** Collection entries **
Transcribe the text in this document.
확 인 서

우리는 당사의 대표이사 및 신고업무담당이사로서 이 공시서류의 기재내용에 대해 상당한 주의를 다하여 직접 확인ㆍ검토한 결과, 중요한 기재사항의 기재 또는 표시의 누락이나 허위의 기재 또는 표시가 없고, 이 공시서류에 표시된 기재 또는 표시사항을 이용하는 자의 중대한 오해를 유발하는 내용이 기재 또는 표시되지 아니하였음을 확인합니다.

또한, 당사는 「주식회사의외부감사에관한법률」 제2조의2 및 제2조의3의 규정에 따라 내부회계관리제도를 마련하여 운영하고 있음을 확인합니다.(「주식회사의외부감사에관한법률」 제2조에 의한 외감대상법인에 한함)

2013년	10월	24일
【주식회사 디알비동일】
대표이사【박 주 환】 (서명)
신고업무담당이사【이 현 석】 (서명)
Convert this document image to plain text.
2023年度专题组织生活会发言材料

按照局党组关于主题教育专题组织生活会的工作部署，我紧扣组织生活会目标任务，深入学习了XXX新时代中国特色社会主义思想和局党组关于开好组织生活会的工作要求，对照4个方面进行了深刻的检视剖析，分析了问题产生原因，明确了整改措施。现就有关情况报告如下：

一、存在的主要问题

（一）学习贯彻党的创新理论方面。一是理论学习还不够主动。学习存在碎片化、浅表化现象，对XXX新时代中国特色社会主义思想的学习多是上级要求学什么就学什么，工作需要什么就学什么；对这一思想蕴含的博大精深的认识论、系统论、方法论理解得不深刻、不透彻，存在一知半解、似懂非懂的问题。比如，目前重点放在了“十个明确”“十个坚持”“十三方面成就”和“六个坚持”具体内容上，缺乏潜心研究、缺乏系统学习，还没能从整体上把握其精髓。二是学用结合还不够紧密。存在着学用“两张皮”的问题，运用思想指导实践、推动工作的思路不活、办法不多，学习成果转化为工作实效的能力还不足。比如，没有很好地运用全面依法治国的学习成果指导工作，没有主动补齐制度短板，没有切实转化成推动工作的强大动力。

** Short exercise **
Each line in the listing above that contains "text" should be copied.

** Answer to this exercise **
Transcribe the text in this document.
Convert this document image to plain text.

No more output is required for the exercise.